::: INPUT DATA

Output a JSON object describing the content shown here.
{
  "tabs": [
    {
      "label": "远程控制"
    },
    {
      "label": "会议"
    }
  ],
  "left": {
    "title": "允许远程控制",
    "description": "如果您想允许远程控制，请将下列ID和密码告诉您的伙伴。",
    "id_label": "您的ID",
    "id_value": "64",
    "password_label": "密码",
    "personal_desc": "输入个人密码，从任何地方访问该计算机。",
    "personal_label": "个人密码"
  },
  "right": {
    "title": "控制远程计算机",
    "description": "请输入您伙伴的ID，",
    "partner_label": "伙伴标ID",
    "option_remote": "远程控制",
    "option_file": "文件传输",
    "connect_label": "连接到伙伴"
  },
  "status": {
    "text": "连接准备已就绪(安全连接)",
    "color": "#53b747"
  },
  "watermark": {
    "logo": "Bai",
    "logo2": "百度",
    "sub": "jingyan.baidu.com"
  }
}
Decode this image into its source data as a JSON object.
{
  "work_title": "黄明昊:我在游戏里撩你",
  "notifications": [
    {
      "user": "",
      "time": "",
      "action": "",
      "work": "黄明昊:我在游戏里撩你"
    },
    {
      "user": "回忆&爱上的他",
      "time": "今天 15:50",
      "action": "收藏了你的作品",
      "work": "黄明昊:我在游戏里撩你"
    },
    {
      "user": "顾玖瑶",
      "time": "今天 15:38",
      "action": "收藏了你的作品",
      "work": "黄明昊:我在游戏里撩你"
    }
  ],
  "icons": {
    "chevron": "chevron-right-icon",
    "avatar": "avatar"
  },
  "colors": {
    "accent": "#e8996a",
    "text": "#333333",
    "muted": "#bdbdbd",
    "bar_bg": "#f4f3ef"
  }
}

::::::

WRITTEN TASK:
Show every line where the string "description" appears.

THE OUTPUT:
    "description": "如果您想允许远程控制，请将下列ID和密码告诉您的伙伴。",
    "description": "请输入您伙伴的ID，",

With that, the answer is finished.